**Actions to take:**
- 1) For the Spark decision tree excerpt below, say whether each statement agrees with it: (a) MLlib's decision trees work only with continuous features; (b) the learned tree model has depth 4 with 11 nodes; (c) the predictions table displays the first ten rows. Answer yes or no for each, quoting the deciding words.
- 2) Write what follows the Spark decision tree excerpt below, picking up after its last line.

**Source excerpt:**

Decision trees are widely used since they are easy to interpret, handle categorical features, extend to the multiclass classification setting, do not require feature scaling and are able to capture nonlinearities and feature interactions. Tree ensemble algorithms such as random forests and boosting are among the top performers for classification and regression tasks.
MLlib supports decision trees for binary and multiclass classification and for regression, using both continuous and categorical features. The implementation partitions data by rows, allowing distributed training with millions of instances.

In [7]:
val dt = new DecisionTreeClassifier().setLabelCol("indexedLabel").setFeaturesCol("indexedFeatures")
// Convert indexed labels back to original labels.
val labelConverter = new IndexToString().setInputCol("prediction").setOutputCol("predictedLabel").setLabels(labelIndexer.labels)

In [8]:
// Chain indexers and tree in a Pipeline.
val pipeline = new Pipeline().setStages(Array(labelIndexer, featureIndexer, dt, labelConverter))


In [18]:
val model = pipeline.fit(trainingData)
val treeModel = model.stages(2).asInstanceOf[DecisionTreeClassificationModel]
println("Learned classification tree model:\n" + treeModel.toDebugString)

Learned classification tree model:
DecisionTreeClassificationModel (uid=dtc_e0ac8db8e732) of depth 4 with 11 nodes
  If (feature 2 <= 1.9)
   Predict: 2.0
  Else (feature 2 > 1.9)
   If (feature 2 <= 4.8)
    If (feature 3 <= 1.6)
     Predict: 0.0
    Else (feature 3 > 1.6)
     If (feature 0 <= 5.9)
      Predict: 0.0
     Else (feature 0 > 5.9)
      Predict: 1.0
   Else (feature 2 > 4.8)
    If (feature 3 <= 1.5)
     Predict: 0.0
    Else (feature 3 > 1.5)
     Predict: 1.0



### Test the Decision Tree model

In [10]:
// Make predictions.
val predictions = model.transform(testData)
// Select example rows to display.
predictions.select("predictedLabel", "Species", "features").show(5)
predictions.printSchema()

+--------------+-------+-----------------+
|predictedLabel|Species|         features|
+--------------+-------+-----------------+
|        setosa| setosa|[4.4,3.0,1.3,0.2]|
|        setosa| setosa|[4.4,3.2,1.3,0.2]|
|        setosa| setosa|[4.6,3.2,1.4,0.2]|
|        setosa| setosa|[4.6,3.6,1.0,0.2]|
|        setosa| setosa|[4.8,3.0,1.4,0.1]|
+--------------+-------+-----------------+
only showing top 5 rows

root
 |-- SepalLength: double (nullable = true)
 |-- SepalWidth: double (nullable = true)
 |-- PetalLength: double (nullable = true)

**Recorded information:**
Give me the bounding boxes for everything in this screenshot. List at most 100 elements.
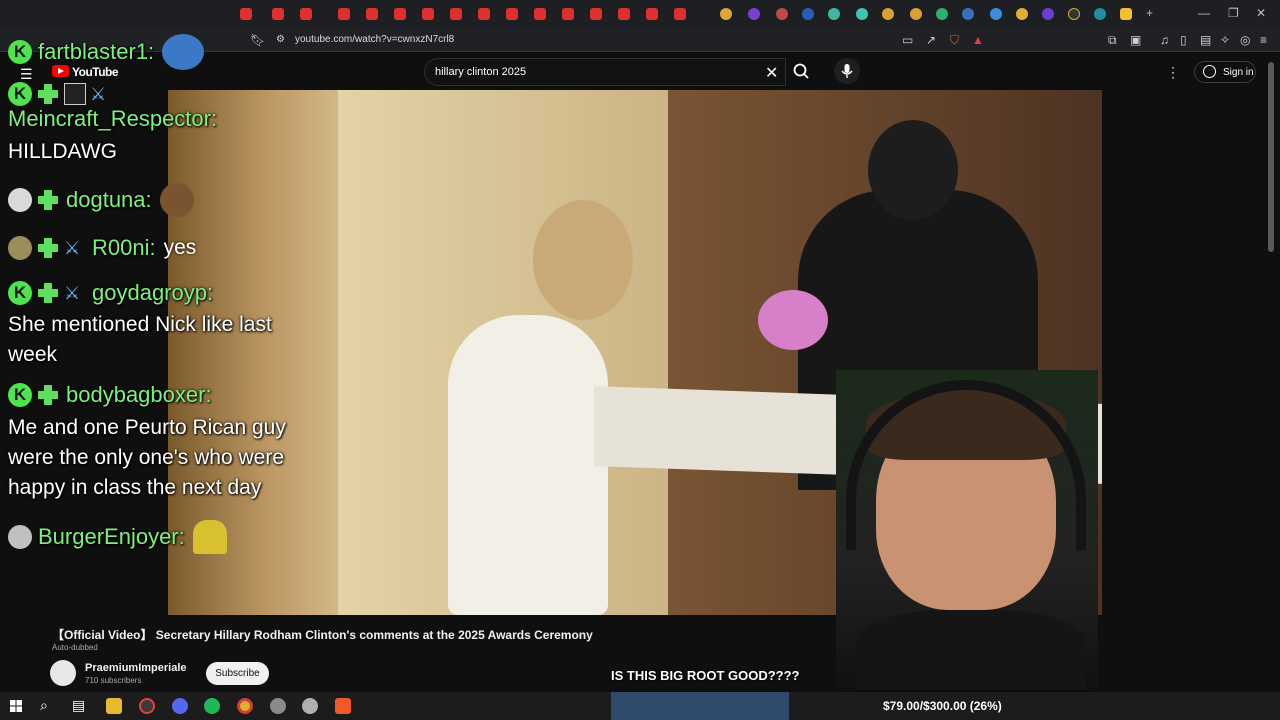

**Outputs in order:**
- 1)
(a) No: "using both continuous and categorical features."
(b) Yes: "of depth 4 with 11 nodes"
(c) No: "only showing top 5 rows"

- 2)
 |-- PetalWidth: double (nullable = true)
 |-- Species: string (nullable = true)
 |-- features: vector (nullable = true)
 |-- indexedLabel: double (nullable = true)
 |-- indexedFeatures: vector (nullable = true)
 |-- rawPrediction: vector (nullable = true)
 |-- probability: vector (nullable = true)
 |-- prediction: double (nullable = true)
 |-- predictedLabel: string (nullable = true)



In [17]:
// Select (prediction, true label) and compute test error.
val evaluator = new MulticlassClassificationEvaluator().setLabelCol("indexedLabel").setPredictionCol("prediction").setMetricName("accuracy")
val accuracy = evaluator.evaluate(predictions)
println("Test Error = " + (1.0 - accuracy))



Test Error = 0.1071428571428571
Learned classification tree model:
DecisionTreeClassificationModel (uid=dtc_e0ac8db8e732) of depth 4 with 11 nodes
  If (feature 2 <= 1.9)
   Predict: 2.0
  Else (feature 2 > 1.9)
   If (feature 2 <= 4.8)
    If (feature 3 <= 1.6)
     Predict: 0.0
    Else (feature 3 > 1.6)
     If (feature 0 <= 5.9)
      Predict: 0.0
     Else (feature 0 > 5.9)
      Predict: 1.0
   Else (feature 2 > 4.8)
    If (feature 3 <= 1.5)
     Predict: 0.0
    Else (feature 3 > 1.5)
     Predict: 1.0



In [12]:
import org.apache.spark.mllib.evaluation.MulticlassMetrics
val predictionRDD = predictions.select("prediction", "indexedLabel").as[(Double,Double)].rdd
val metrics = new MulticlassMetrics(predictionRDD)
// Confusion matrix
println("Confusion matrix:")
println(metrics.confusionMatrix)

// Overall Statistics
val precision = metrics.precision
val recall = metrics.recall // same as true positive rate
val f1Score = metrics.fMeasure
println("Summary Statistics")
println(s"Precision = $precision")
println(s"Recall = $recall")
println(s"F1 Score = $f1Score")

// Precision by label
val labels = metrics.labels
labels.foreach { l =>
    println(s"Precision($l) = " + metrics.precision(l))
}

// Recall by label
labels.foreach { l =>
    println(s"Recall($l) = " + metrics.recall(l))
}

// False positive rate by label
labels.foreach { l =>
    println(s"FPR($l) = " + metrics.falsePositiveRate(l))
}

// F-measure by label
labels.foreach { l =>
    println(s"F1-Score($l) = " + metrics.fMeasure(l))
}

// Weighted stats
println(s"Weighted precision: ${metrics.weightedPrecision}")
println(s"Weighted recall: ${metrics.weightedRecall}")
println(s"Weighted F1 score: ${metrics.weightedFMeasure}")
println(s"Weighted false positive rate: ${metrics.weightedFalsePositiveRate}")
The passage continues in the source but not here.